Your goal:
Identify all lines in the listing that include the word "ylabel", and copy them out.

Saved entries
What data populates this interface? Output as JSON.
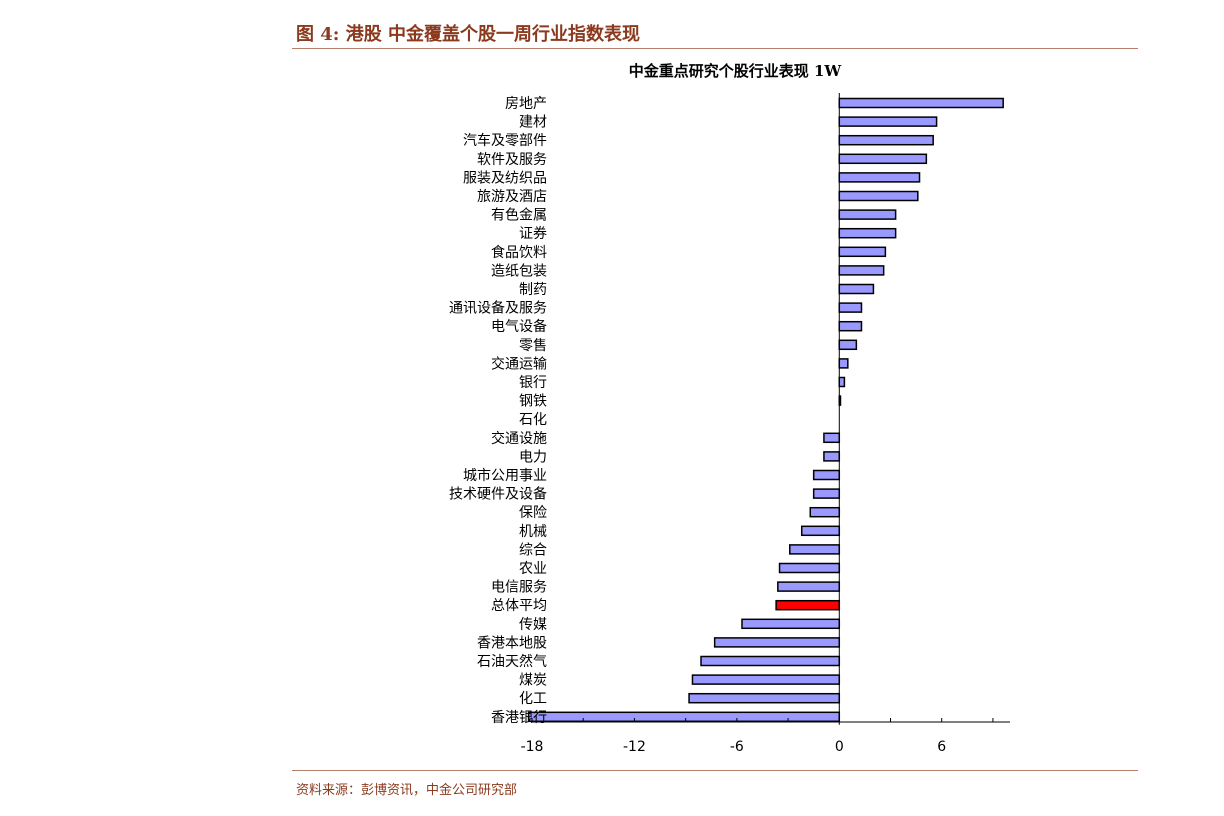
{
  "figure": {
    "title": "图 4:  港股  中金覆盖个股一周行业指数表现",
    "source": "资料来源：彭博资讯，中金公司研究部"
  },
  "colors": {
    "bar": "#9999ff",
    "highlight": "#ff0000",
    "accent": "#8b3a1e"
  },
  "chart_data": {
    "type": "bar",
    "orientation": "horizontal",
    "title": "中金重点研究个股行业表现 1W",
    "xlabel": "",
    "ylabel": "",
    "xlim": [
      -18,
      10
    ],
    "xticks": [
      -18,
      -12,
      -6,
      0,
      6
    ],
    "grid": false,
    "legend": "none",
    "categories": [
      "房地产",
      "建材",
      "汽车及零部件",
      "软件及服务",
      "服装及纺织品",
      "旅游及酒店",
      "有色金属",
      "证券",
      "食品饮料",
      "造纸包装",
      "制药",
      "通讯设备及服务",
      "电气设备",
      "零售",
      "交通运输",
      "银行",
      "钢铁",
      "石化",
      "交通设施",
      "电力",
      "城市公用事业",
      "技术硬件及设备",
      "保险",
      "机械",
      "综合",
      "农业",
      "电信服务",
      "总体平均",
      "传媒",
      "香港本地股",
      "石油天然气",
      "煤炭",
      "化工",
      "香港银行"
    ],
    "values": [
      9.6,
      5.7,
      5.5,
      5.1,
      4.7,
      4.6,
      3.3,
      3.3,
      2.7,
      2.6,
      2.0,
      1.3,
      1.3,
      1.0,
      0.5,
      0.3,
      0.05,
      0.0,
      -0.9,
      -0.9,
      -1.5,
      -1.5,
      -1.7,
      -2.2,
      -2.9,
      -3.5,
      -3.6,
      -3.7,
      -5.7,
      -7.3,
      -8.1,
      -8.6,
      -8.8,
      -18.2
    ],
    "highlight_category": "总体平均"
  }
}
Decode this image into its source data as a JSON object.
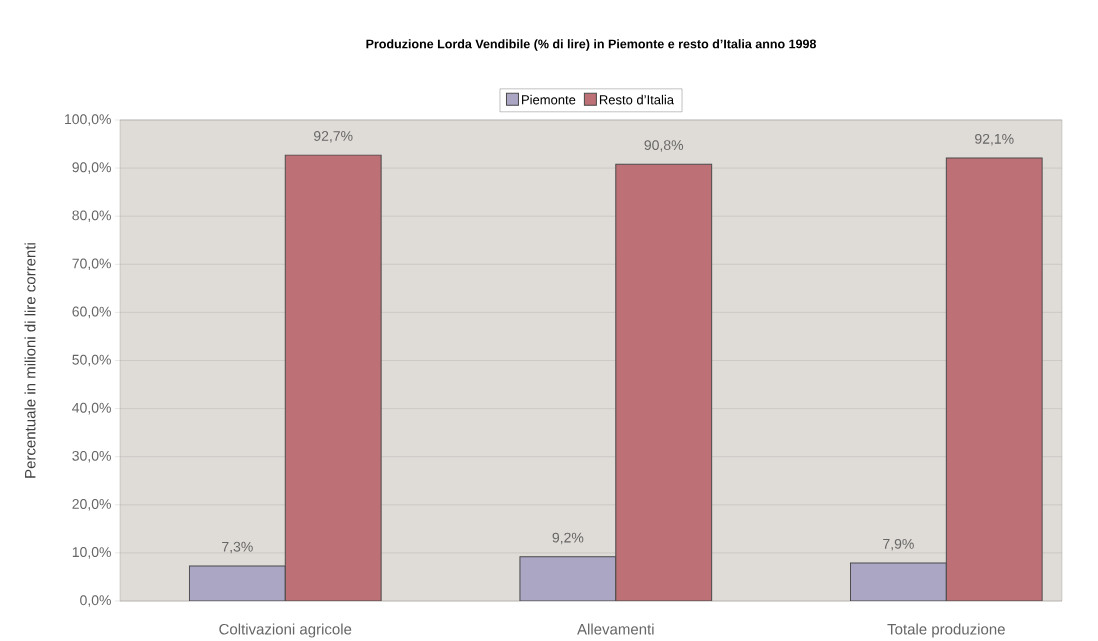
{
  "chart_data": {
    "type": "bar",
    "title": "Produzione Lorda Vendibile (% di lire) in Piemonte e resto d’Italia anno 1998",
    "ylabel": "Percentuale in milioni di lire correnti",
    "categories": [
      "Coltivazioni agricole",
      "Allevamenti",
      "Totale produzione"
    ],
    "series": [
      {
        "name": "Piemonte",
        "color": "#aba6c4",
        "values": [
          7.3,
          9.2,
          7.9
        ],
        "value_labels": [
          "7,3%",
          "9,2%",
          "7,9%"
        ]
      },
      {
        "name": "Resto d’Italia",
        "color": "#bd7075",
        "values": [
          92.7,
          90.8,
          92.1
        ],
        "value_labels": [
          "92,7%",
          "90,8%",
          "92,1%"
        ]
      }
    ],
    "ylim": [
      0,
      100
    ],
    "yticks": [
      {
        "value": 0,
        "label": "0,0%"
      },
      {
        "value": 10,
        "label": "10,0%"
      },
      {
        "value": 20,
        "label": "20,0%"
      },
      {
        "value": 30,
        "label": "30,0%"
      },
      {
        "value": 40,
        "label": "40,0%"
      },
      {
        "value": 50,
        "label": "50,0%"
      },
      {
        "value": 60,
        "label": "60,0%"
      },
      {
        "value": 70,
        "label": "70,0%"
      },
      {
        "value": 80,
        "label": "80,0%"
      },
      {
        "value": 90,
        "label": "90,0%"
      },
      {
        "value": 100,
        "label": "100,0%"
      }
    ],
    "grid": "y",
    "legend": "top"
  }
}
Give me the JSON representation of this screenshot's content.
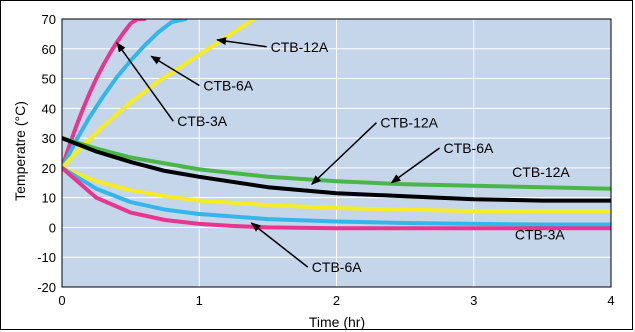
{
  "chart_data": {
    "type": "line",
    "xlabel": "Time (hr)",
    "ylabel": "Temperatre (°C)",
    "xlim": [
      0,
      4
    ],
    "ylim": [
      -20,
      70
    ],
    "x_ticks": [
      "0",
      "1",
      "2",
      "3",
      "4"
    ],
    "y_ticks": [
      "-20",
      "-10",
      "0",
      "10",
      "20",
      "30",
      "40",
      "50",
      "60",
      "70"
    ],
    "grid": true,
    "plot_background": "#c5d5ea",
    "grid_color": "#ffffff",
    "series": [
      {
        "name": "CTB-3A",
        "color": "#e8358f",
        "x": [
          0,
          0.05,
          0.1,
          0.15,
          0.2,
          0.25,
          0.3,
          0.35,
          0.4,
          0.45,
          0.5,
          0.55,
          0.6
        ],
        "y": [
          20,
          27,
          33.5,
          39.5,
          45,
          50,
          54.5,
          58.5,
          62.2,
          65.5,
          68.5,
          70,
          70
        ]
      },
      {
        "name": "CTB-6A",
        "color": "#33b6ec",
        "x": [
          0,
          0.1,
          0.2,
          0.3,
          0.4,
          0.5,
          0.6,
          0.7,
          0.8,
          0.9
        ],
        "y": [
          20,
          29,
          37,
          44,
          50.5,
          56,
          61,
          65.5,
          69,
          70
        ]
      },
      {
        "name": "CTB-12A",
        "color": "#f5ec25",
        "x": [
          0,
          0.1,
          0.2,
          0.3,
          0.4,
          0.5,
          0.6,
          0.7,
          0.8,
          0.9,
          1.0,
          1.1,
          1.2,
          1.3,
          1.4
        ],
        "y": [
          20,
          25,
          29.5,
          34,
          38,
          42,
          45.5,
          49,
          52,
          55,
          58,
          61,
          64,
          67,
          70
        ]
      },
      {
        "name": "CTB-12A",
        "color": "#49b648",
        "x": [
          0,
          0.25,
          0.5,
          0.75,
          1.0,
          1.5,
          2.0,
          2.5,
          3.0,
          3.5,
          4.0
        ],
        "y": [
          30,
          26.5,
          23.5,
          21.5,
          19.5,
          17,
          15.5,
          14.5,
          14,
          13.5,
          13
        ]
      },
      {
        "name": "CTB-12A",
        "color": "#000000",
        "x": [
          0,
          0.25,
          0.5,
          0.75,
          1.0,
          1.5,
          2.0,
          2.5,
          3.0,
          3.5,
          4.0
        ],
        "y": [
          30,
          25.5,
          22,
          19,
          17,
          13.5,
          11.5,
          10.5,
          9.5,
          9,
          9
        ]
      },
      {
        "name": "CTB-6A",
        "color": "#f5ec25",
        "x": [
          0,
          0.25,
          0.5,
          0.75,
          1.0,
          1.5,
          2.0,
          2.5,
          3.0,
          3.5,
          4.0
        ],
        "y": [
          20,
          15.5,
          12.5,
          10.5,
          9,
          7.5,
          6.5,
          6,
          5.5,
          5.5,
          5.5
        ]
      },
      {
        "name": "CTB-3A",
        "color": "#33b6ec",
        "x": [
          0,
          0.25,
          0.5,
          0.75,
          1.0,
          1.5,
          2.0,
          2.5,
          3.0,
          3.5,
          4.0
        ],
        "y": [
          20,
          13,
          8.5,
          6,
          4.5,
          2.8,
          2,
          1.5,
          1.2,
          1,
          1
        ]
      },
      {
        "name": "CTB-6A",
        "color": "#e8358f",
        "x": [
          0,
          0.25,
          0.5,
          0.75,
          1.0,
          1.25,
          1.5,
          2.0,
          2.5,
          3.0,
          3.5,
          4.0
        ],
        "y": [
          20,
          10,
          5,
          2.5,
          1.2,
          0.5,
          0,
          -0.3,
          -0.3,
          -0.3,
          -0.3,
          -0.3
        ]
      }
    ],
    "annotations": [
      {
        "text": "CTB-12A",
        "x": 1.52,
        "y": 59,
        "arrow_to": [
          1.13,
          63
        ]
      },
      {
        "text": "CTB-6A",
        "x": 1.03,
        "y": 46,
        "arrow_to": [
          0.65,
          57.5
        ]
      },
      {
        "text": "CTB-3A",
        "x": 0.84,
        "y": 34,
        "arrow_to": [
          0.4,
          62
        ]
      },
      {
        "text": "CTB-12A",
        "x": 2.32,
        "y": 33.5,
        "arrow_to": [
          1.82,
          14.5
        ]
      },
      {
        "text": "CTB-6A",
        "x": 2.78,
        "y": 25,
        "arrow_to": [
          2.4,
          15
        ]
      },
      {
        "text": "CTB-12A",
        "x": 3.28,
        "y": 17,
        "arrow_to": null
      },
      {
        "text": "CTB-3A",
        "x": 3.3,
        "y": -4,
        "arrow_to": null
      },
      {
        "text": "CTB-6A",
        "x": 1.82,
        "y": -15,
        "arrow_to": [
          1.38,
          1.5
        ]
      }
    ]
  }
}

Correct response:
    "ylabel": "",
    "ylabel": "Percentuale in milioni di lire correnti",
    "ylabel": "Temperatre (°C)",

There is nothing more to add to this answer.